_Data for this task_
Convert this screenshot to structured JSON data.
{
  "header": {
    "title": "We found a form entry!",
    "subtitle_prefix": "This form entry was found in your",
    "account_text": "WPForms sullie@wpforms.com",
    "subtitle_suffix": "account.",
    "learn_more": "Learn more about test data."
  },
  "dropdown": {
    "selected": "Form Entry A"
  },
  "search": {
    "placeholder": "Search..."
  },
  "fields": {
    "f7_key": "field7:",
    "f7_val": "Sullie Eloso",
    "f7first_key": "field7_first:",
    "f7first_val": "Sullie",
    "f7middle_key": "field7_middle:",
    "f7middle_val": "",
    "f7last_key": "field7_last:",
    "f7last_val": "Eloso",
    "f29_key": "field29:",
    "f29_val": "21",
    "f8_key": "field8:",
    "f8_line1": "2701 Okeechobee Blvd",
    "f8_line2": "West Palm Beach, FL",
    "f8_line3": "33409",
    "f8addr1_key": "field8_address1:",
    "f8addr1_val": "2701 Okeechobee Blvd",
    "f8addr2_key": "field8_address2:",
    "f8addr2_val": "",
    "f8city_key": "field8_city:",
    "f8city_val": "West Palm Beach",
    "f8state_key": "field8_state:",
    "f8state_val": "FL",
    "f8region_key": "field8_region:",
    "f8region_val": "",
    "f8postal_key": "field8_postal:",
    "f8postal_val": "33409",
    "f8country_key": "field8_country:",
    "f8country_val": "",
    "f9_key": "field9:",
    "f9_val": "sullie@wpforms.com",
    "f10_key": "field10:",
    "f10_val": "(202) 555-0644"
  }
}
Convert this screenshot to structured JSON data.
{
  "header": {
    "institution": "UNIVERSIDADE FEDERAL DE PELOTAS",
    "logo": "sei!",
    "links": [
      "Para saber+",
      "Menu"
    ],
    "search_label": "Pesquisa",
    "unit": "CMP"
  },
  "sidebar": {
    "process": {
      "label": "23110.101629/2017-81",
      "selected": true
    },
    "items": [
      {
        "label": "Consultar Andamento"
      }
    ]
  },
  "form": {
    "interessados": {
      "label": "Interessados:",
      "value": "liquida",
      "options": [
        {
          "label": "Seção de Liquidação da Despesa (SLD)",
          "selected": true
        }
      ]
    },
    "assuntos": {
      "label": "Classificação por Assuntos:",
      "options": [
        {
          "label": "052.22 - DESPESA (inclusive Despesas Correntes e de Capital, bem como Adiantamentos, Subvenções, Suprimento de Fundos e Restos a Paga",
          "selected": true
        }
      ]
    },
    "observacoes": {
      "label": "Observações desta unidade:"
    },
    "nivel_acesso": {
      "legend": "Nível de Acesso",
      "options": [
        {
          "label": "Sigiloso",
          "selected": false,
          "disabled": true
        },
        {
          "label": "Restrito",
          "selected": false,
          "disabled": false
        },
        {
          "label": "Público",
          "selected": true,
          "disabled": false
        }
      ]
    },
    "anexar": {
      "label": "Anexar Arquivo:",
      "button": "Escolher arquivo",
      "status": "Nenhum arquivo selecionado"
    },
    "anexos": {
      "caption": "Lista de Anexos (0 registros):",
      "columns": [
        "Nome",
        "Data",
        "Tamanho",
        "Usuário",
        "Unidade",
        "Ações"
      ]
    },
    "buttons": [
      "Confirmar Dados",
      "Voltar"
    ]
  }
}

_Objective_
Filter the records above for "West" and copy every matching line.

_Reply to the task_
    "f8_line2": "West Palm Beach, FL",
    "f8city_val": "West Palm Beach",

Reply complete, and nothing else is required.